**The request**
Count how many lines of the material below have the word "value" and give only the number.

**Records provided**

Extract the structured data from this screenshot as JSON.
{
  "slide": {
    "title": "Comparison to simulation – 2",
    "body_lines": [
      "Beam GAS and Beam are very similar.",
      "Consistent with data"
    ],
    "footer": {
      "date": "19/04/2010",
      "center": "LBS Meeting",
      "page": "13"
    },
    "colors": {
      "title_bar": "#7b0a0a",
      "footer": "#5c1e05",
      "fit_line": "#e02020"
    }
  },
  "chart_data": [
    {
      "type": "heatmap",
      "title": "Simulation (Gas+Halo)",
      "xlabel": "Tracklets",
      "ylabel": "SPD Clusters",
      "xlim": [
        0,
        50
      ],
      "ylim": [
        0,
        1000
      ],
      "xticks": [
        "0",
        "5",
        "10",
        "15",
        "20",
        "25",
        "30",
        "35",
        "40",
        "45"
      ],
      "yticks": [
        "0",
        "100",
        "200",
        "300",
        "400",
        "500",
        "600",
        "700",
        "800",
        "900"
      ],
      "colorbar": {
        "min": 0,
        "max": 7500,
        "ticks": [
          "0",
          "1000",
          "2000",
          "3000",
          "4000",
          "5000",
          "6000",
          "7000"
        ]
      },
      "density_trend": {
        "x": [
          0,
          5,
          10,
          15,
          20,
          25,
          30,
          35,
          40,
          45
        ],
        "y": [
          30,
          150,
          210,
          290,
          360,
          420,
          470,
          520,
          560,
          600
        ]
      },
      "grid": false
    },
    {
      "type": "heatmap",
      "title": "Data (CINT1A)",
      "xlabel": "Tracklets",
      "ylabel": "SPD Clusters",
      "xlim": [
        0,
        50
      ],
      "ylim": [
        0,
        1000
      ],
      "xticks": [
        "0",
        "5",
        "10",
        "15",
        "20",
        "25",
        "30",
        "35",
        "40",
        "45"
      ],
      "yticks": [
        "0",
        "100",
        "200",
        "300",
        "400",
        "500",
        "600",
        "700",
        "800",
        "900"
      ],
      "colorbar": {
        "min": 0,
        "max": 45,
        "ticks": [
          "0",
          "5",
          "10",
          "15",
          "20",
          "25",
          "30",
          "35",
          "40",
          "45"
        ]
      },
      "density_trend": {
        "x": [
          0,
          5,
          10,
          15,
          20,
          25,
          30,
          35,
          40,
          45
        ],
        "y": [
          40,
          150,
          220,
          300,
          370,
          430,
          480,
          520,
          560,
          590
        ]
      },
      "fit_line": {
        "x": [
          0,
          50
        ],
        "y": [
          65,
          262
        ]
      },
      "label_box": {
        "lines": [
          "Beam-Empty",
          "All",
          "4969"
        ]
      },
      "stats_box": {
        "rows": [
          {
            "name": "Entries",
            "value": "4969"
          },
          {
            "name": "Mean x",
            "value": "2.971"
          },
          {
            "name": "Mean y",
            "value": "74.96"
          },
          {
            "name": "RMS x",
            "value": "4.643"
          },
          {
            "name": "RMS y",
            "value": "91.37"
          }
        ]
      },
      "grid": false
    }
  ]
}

**Written answer**
5